— Begin —

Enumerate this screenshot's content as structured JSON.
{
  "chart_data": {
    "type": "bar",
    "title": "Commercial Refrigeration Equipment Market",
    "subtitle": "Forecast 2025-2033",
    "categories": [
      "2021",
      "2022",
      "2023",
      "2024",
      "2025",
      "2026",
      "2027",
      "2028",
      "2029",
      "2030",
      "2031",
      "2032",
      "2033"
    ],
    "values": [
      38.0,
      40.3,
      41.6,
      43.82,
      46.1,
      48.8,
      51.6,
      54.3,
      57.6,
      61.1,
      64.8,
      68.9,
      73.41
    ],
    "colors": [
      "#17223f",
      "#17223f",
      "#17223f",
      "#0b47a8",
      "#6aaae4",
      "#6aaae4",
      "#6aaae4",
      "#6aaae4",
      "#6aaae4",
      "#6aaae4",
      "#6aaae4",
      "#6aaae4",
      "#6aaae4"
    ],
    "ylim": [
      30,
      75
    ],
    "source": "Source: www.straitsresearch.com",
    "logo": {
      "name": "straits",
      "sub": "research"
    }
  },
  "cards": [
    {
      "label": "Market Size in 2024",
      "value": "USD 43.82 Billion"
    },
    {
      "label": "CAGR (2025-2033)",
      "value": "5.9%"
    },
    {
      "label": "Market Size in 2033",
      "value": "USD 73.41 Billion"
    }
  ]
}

— End —
— Begin —

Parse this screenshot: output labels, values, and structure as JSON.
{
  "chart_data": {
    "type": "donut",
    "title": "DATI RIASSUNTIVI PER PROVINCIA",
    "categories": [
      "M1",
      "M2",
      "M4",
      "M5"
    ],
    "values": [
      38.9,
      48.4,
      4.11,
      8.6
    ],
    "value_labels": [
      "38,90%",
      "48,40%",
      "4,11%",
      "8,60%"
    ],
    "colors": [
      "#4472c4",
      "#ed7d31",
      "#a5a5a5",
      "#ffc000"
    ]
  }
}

— End —

**Exercise description**.
From the entries above, copy every line containing the word "this".

**Complete response**.
Enumerate this screenshot's content as structured JSON.
Parse this screenshot: output labels, values, and structure as JSON.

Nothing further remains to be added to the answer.